Report the count of lines containing the word "Stimmung" in the entries below, and nothing more.

• [Document transcript data]:

----

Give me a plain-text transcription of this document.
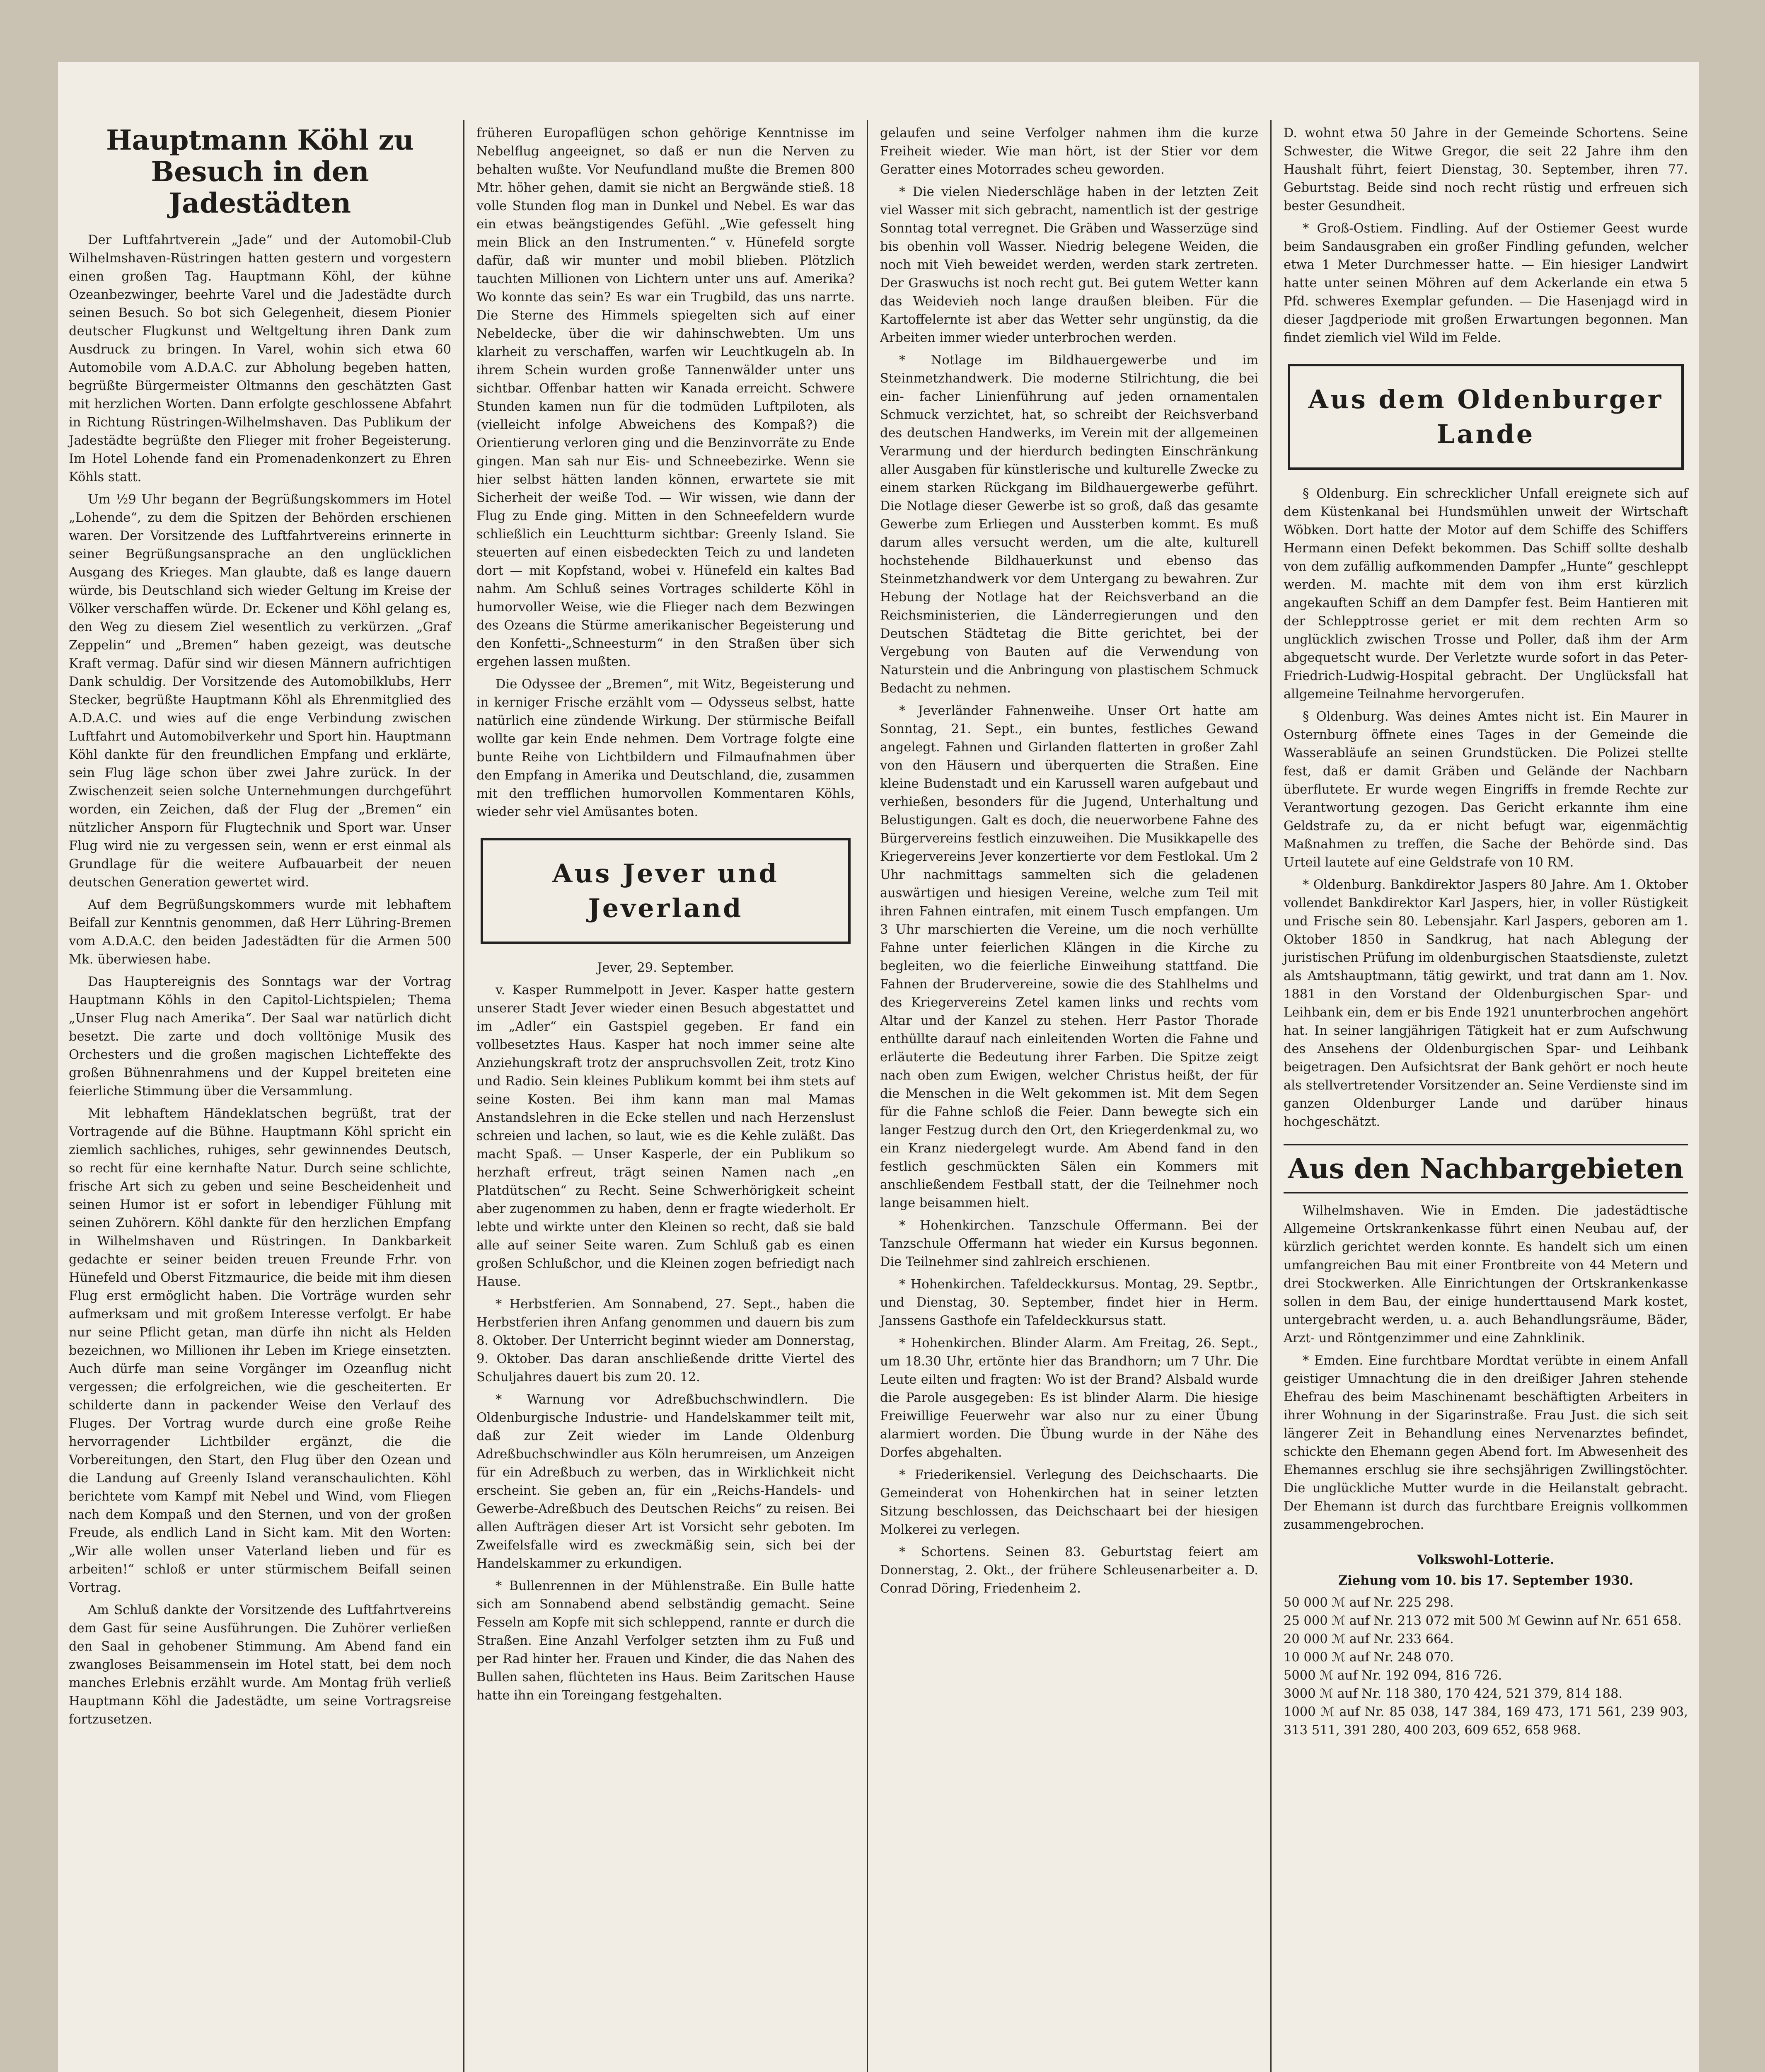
Hauptmann Köhl zu Besuch in den Jadestädten

Der Luftfahrtverein „Jade“ und der Automobil-Club Wilhelmshaven-Rüstringen hatten gestern und vorgestern einen großen Tag. Hauptmann Köhl, der kühne Ozeanbezwinger, beehrte Varel und die Jadestädte durch seinen Besuch. So bot sich Gelegenheit, diesem Pionier deutscher Flugkunst und Weltgeltung ihren Dank zum Ausdruck zu bringen. In Varel, wohin sich etwa 60 Automobile vom A.D.A.C. zur Abholung begeben hatten, begrüßte Bürgermeister Oltmanns den geschätzten Gast mit herzlichen Worten. Dann erfolgte geschlossene Abfahrt in Richtung Rüstringen-Wilhelmshaven. Das Publikum der Jadestädte begrüßte den Flieger mit froher Begeisterung. Im Hotel Lohende fand ein Promenadenkonzert zu Ehren Köhls statt.

Um ½9 Uhr begann der Begrüßungskommers im Hotel „Lohende“, zu dem die Spitzen der Behörden erschienen waren. Der Vorsitzende des Luftfahrtvereins erinnerte in seiner Begrüßungsansprache an den unglücklichen Ausgang des Krieges. Man glaubte, daß es lange dauern würde, bis Deutschland sich wieder Geltung im Kreise der Völker verschaffen würde. Dr. Eckener und Köhl gelang es, den Weg zu diesem Ziel wesentlich zu verkürzen. „Graf Zeppelin“ und „Bremen“ haben gezeigt, was deutsche Kraft vermag. Dafür sind wir diesen Männern aufrichtigen Dank schuldig. Der Vorsitzende des Automobilklubs, Herr Stecker, begrüßte Hauptmann Köhl als Ehrenmitglied des A.D.A.C. und wies auf die enge Verbindung zwischen Luftfahrt und Automobilverkehr und Sport hin. Hauptmann Köhl dankte für den freundlichen Empfang und erklärte, sein Flug läge schon über zwei Jahre zurück. In der Zwischenzeit seien solche Unternehmungen durchgeführt worden, ein Zeichen, daß der Flug der „Bremen“ ein nützlicher Ansporn für Flugtechnik und Sport war. Unser Flug wird nie zu vergessen sein, wenn er erst einmal als Grundlage für die weitere Aufbauarbeit der neuen deutschen Generation gewertet wird.

Auf dem Begrüßungskommers wurde mit lebhaftem Beifall zur Kenntnis genommen, daß Herr Lühring-Bremen vom A.D.A.C. den beiden Jadestädten für die Armen 500 Mk. überwiesen habe.

Das Hauptereignis des Sonntags war der Vortrag Hauptmann Köhls in den Capitol-Lichtspielen; Thema „Unser Flug nach Amerika“. Der Saal war natürlich dicht besetzt. Die zarte und doch volltönige Musik des Orchesters und die großen magischen Lichteffekte des großen Bühnenrahmens und der Kuppel breiteten eine feierliche Stimmung über die Versammlung.

Mit lebhaftem Händeklatschen begrüßt, trat der Vortragende auf die Bühne. Hauptmann Köhl spricht ein ziemlich sachliches, ruhiges, sehr gewinnendes Deutsch, so recht für eine kernhafte Natur. Durch seine schlichte, frische Art sich zu geben und seine Bescheidenheit und seinen Humor ist er sofort in lebendiger Fühlung mit seinen Zuhörern. Köhl dankte für den herzlichen Empfang in Wilhelmshaven und Rüstringen. In Dankbarkeit gedachte er seiner beiden treuen Freunde Frhr. von Hünefeld und Oberst Fitzmaurice, die beide mit ihm diesen Flug erst ermöglicht haben. Die Vorträge wurden sehr aufmerksam und mit großem Interesse verfolgt. Er habe nur seine Pflicht getan, man dürfe ihn nicht als Helden bezeichnen, wo Millionen ihr Leben im Kriege einsetzten. Auch dürfe man seine Vorgänger im Ozeanflug nicht vergessen; die erfolgreichen, wie die gescheiterten. Er schilderte dann in packender Weise den Verlauf des Fluges. Der Vortrag wurde durch eine große Reihe hervorragender Lichtbilder ergänzt, die die Vorbereitungen, den Start, den Flug über den Ozean und die Landung auf Greenly Island veranschaulichten. Köhl berichtete vom Kampf mit Nebel und Wind, vom Fliegen nach dem Kompaß und den Sternen, und von der großen Freude, als endlich Land in Sicht kam. Mit den Worten: „Wir alle wollen unser Vaterland lieben und für es arbeiten!“ schloß er unter stürmischem Beifall seinen Vortrag.

Am Schluß dankte der Vorsitzende des Luftfahrtvereins dem Gast für seine Ausführungen. Die Zuhörer verließen den Saal in gehobener Stimmung. Am Abend fand ein zwangloses Beisammensein im Hotel statt, bei dem noch manches Erlebnis erzählt wurde. Am Montag früh verließ Hauptmann Köhl die Jadestädte, um seine Vortragsreise fortzusetzen.

früheren Europaflügen schon gehörige Kenntnisse im Nebelflug angeeignet, so daß er nun die Nerven zu behalten wußte. Vor Neufundland mußte die Bremen 800 Mtr. höher gehen, damit sie nicht an Bergwände stieß. 18 volle Stunden flog man in Dunkel und Nebel. Es war das ein etwas beängstigendes Gefühl. „Wie gefesselt hing mein Blick an den Instrumenten.“ v. Hünefeld sorgte dafür, daß wir munter und mobil blieben. Plötzlich tauchten Millionen von Lichtern unter uns auf. Amerika? Wo konnte das sein? Es war ein Trugbild, das uns narrte. Die Sterne des Himmels spiegelten sich auf einer Nebeldecke, über die wir dahinschwebten. Um uns klarheit zu verschaffen, warfen wir Leuchtkugeln ab. In ihrem Schein wurden große Tannenwälder unter uns sichtbar. Offenbar hatten wir Kanada erreicht. Schwere Stunden kamen nun für die todmüden Luftpiloten, als (vielleicht infolge Abweichens des Kompaß?) die Orientierung verloren ging und die Benzinvorräte zu Ende gingen. Man sah nur Eis- und Schneebezirke. Wenn sie hier selbst hätten landen können, erwartete sie mit Sicherheit der weiße Tod. — Wir wissen, wie dann der Flug zu Ende ging. Mitten in den Schneefeldern wurde schließlich ein Leuchtturm sichtbar: Greenly Island. Sie steuerten auf einen eisbedeckten Teich zu und landeten dort — mit Kopfstand, wobei v. Hünefeld ein kaltes Bad nahm. Am Schluß seines Vortrages schilderte Köhl in humorvoller Weise, wie die Flieger nach dem Bezwingen des Ozeans die Stürme amerikanischer Begeisterung und den Konfetti-„Schneesturm“ in den Straßen über sich ergehen lassen mußten.

Die Odyssee der „Bremen“, mit Witz, Begeisterung und in kerniger Frische erzählt vom — Odysseus selbst, hatte natürlich eine zündende Wirkung. Der stürmische Beifall wollte gar kein Ende nehmen. Dem Vortrage folgte eine bunte Reihe von Lichtbildern und Filmaufnahmen über den Empfang in Amerika und Deutschland, die, zusammen mit den trefflichen humorvollen Kommentaren Köhls, wieder sehr viel Amüsantes boten.

Aus Jever und Jeverland
Jever, 29. September.

v. Kasper Rummelpott in Jever. Kasper hatte gestern unserer Stadt Jever wieder einen Besuch abgestattet und im „Adler“ ein Gastspiel gegeben. Er fand ein vollbesetztes Haus. Kasper hat noch immer seine alte Anziehungskraft trotz der anspruchsvollen Zeit, trotz Kino und Radio. Sein kleines Publikum kommt bei ihm stets auf seine Kosten. Bei ihm kann man mal Mamas Anstandslehren in die Ecke stellen und nach Herzenslust schreien und lachen, so laut, wie es die Kehle zuläßt. Das macht Spaß. — Unser Kasperle, der ein Publikum so herzhaft erfreut, trägt seinen Namen nach „en Platdütschen“ zu Recht. Seine Schwerhörigkeit scheint aber zugenommen zu haben, denn er fragte wiederholt. Er lebte und wirkte unter den Kleinen so recht, daß sie bald alle auf seiner Seite waren. Zum Schluß gab es einen großen Schlußchor, und die Kleinen zogen befriedigt nach Hause.

* Herbstferien. Am Sonnabend, 27. Sept., haben die Herbstferien ihren Anfang genommen und dauern bis zum 8. Oktober. Der Unterricht beginnt wieder am Donnerstag, 9. Oktober. Das daran anschließende dritte Viertel des Schuljahres dauert bis zum 20. 12.

* Warnung vor Adreßbuchschwindlern. Die Oldenburgische Industrie- und Handelskammer teilt mit, daß zur Zeit wieder im Lande Oldenburg Adreßbuchschwindler aus Köln herumreisen, um Anzeigen für ein Adreßbuch zu werben, das in Wirklichkeit nicht erscheint. Sie geben an, für ein „Reichs-Handels- und Gewerbe-Adreßbuch des Deutschen Reichs“ zu reisen. Bei allen Aufträgen dieser Art ist Vorsicht sehr geboten. Im Zweifelsfalle wird es zweckmäßig sein, sich bei der Handelskammer zu erkundigen.

* Bullenrennen in der Mühlenstraße. Ein Bulle hatte sich am Sonnabend abend selbständig gemacht. Seine Fesseln am Kopfe mit sich schleppend, rannte er durch die Straßen. Eine Anzahl Verfolger setzten ihm zu Fuß und per Rad hinter her. Frauen und Kinder, die das Nahen des Bullen sahen, flüchteten ins Haus. Beim Zaritschen Hause hatte ihn ein Toreingang festgehalten.

gelaufen und seine Verfolger nahmen ihm die kurze Freiheit wieder. Wie man hört, ist der Stier vor dem Geratter eines Motorrades scheu geworden.

* Die vielen Niederschläge haben in der letzten Zeit viel Wasser mit sich gebracht, namentlich ist der gestrige Sonntag total verregnet. Die Gräben und Wasserzüge sind bis obenhin voll Wasser. Niedrig belegene Weiden, die noch mit Vieh beweidet werden, werden stark zertreten. Der Graswuchs ist noch recht gut. Bei gutem Wetter kann das Weidevieh noch lange draußen bleiben. Für die Kartoffelernte ist aber das Wetter sehr ungünstig, da die Arbeiten immer wieder unterbrochen werden.

* Notlage im Bildhauergewerbe und im Steinmetzhandwerk. Die moderne Stilrichtung, die bei ein- facher Linienführung auf jeden ornamentalen Schmuck verzichtet, hat, so schreibt der Reichsverband des deutschen Handwerks, im Verein mit der allgemeinen Verarmung und der hierdurch bedingten Einschränkung aller Ausgaben für künstlerische und kulturelle Zwecke zu einem starken Rückgang im Bildhauergewerbe geführt. Die Notlage dieser Gewerbe ist so groß, daß das gesamte Gewerbe zum Erliegen und Aussterben kommt. Es muß darum alles versucht werden, um die alte, kulturell hochstehende Bildhauerkunst und ebenso das Steinmetzhandwerk vor dem Untergang zu bewahren. Zur Hebung der Notlage hat der Reichsverband an die Reichsministerien, die Länderregierungen und den Deutschen Städtetag die Bitte gerichtet, bei der Vergebung von Bauten auf die Verwendung von Naturstein und die Anbringung von plastischem Schmuck Bedacht zu nehmen.

* Jeverländer Fahnenweihe. Unser Ort hatte am Sonntag, 21. Sept., ein buntes, festliches Gewand angelegt. Fahnen und Girlanden flatterten in großer Zahl von den Häusern und überquerten die Straßen. Eine kleine Budenstadt und ein Karussell waren aufgebaut und verhießen, besonders für die Jugend, Unterhaltung und Belustigungen. Galt es doch, die neuerworbene Fahne des Bürgervereins festlich einzuweihen. Die Musikkapelle des Kriegervereins Jever konzertierte vor dem Festlokal. Um 2 Uhr nachmittags sammelten sich die geladenen auswärtigen und hiesigen Vereine, welche zum Teil mit ihren Fahnen eintrafen, mit einem Tusch empfangen. Um 3 Uhr marschierten die Vereine, um die noch verhüllte Fahne unter feierlichen Klängen in die Kirche zu begleiten, wo die feierliche Einweihung stattfand. Die Fahnen der Brudervereine, sowie die des Stahlhelms und des Kriegervereins Zetel kamen links und rechts vom Altar und der Kanzel zu stehen. Herr Pastor Thorade enthüllte darauf nach einleitenden Worten die Fahne und erläuterte die Bedeutung ihrer Farben. Die Spitze zeigt nach oben zum Ewigen, welcher Christus heißt, der für die Menschen in die Welt gekommen ist. Mit dem Segen für die Fahne schloß die Feier. Dann bewegte sich ein langer Festzug durch den Ort, den Kriegerdenkmal zu, wo ein Kranz niedergelegt wurde. Am Abend fand in den festlich geschmückten Sälen ein Kommers mit anschließendem Festball statt, der die Teilnehmer noch lange beisammen hielt.

* Hohenkirchen. Tanzschule Offermann. Bei der Tanzschule Offermann hat wieder ein Kursus begonnen. Die Teilnehmer sind zahlreich erschienen.

* Hohenkirchen. Tafeldeckkursus. Montag, 29. Septbr., und Dienstag, 30. September, findet hier in Herm. Janssens Gasthofe ein Tafeldeckkursus statt.

* Hohenkirchen. Blinder Alarm. Am Freitag, 26. Sept., um 18.30 Uhr, ertönte hier das Brandhorn; um 7 Uhr. Die Leute eilten und fragten: Wo ist der Brand? Alsbald wurde die Parole ausgegeben: Es ist blinder Alarm. Die hiesige Freiwillige Feuerwehr war also nur zu einer Übung alarmiert worden. Die Übung wurde in der Nähe des Dorfes abgehalten.

* Friederikensiel. Verlegung des Deichschaarts. Die Gemeinderat von Hohenkirchen hat in seiner letzten Sitzung beschlossen, das Deichschaart bei der hiesigen Molkerei zu verlegen.

* Schortens. Seinen 83. Geburtstag feiert am Donnerstag, 2. Okt., der frühere Schleusenarbeiter a. D. Conrad Döring, Friedenheim 2.

D. wohnt etwa 50 Jahre in der Gemeinde Schortens. Seine Schwester, die Witwe Gregor, die seit 22 Jahre ihm den Haushalt führt, feiert Dienstag, 30. September, ihren 77. Geburtstag. Beide sind noch recht rüstig und erfreuen sich bester Gesundheit.

* Groß-Ostiem. Findling. Auf der Ostiemer Geest wurde beim Sandausgraben ein großer Findling gefunden, welcher etwa 1 Meter Durchmesser hatte. — Ein hiesiger Landwirt hatte unter seinen Möhren auf dem Ackerlande ein etwa 5 Pfd. schweres Exemplar gefunden. — Die Hasenjagd wird in dieser Jagdperiode mit großen Erwartungen begonnen. Man findet ziemlich viel Wild im Felde.

Aus dem Oldenburger Lande

§ Oldenburg. Ein schrecklicher Unfall ereignete sich auf dem Küstenkanal bei Hundsmühlen unweit der Wirtschaft Wöbken. Dort hatte der Motor auf dem Schiffe des Schiffers Hermann einen Defekt bekommen. Das Schiff sollte deshalb von dem zufällig aufkommenden Dampfer „Hunte“ geschleppt werden. M. machte mit dem von ihm erst kürzlich angekauften Schiff an dem Dampfer fest. Beim Hantieren mit der Schlepptrosse geriet er mit dem rechten Arm so unglücklich zwischen Trosse und Poller, daß ihm der Arm abgequetscht wurde. Der Verletzte wurde sofort in das Peter-Friedrich-Ludwig-Hospital gebracht. Der Unglücksfall hat allgemeine Teilnahme hervorgerufen.

§ Oldenburg. Was deines Amtes nicht ist. Ein Maurer in Osternburg öffnete eines Tages in der Gemeinde die Wasserabläufe an seinen Grundstücken. Die Polizei stellte fest, daß er damit Gräben und Gelände der Nachbarn überflutete. Er wurde wegen Eingriffs in fremde Rechte zur Verantwortung gezogen. Das Gericht erkannte ihm eine Geldstrafe zu, da er nicht befugt war, eigenmächtig Maßnahmen zu treffen, die Sache der Behörde sind. Das Urteil lautete auf eine Geldstrafe von 10 RM.

* Oldenburg. Bankdirektor Jaspers 80 Jahre. Am 1. Oktober vollendet Bankdirektor Karl Jaspers, hier, in voller Rüstigkeit und Frische sein 80. Lebensjahr. Karl Jaspers, geboren am 1. Oktober 1850 in Sandkrug, hat nach Ablegung der juristischen Prüfung im oldenburgischen Staatsdienste, zuletzt als Amtshauptmann, tätig gewirkt, und trat dann am 1. Nov. 1881 in den Vorstand der Oldenburgischen Spar- und Leihbank ein, dem er bis Ende 1921 ununterbrochen angehört hat. In seiner langjährigen Tätigkeit hat er zum Aufschwung des Ansehens der Oldenburgischen Spar- und Leihbank beigetragen. Den Aufsichtsrat der Bank gehört er noch heute als stellvertretender Vorsitzender an. Seine Verdienste sind im ganzen Oldenburger Lande und darüber hinaus hochgeschätzt.

Aus den Nachbargebieten

Wilhelmshaven. Wie in Emden. Die jadestädtische Allgemeine Ortskrankenkasse führt einen Neubau auf, der kürzlich gerichtet werden konnte. Es handelt sich um einen umfangreichen Bau mit einer Frontbreite von 44 Metern und drei Stockwerken. Alle Einrichtungen der Ortskrankenkasse sollen in dem Bau, der einige hunderttausend Mark kostet, untergebracht werden, u. a. auch Behandlungsräume, Bäder, Arzt- und Röntgenzimmer und eine Zahnklinik.

* Emden. Eine furchtbare Mordtat verübte in einem Anfall geistiger Umnachtung die in den dreißiger Jahren stehende Ehefrau des beim Maschinenamt beschäftigten Arbeiters in ihrer Wohnung in der Sigarinstraße. Frau Just. die sich seit längerer Zeit in Behandlung eines Nervenarztes befindet, schickte den Ehemann gegen Abend fort. Im Abwesenheit des Ehemannes erschlug sie ihre sechsjährigen Zwillingstöchter. Die unglückliche Mutter wurde in die Heilanstalt gebracht. Der Ehemann ist durch das furchtbare Ereignis vollkommen zusammengebrochen.

Volkswohl-Lotterie.
Ziehung vom 10. bis 17. September 1930.

50 000 ℳ auf Nr. 225 298.

25 000 ℳ auf Nr. 213 072 mit 500 ℳ Gewinn auf Nr. 651 658.

20 000 ℳ auf Nr. 233 664.

10 000 ℳ auf Nr. 248 070.

5000 ℳ auf Nr. 192 094, 816 726.

3000 ℳ auf Nr. 118 380, 170 424, 521 379, 814 188.

1000 ℳ auf Nr. 85 038, 147 384, 169 473, 171 561, 239 903, 313 511, 391 280, 400 203, 609 652, 658 968.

----

• [Answer to the problem]:
2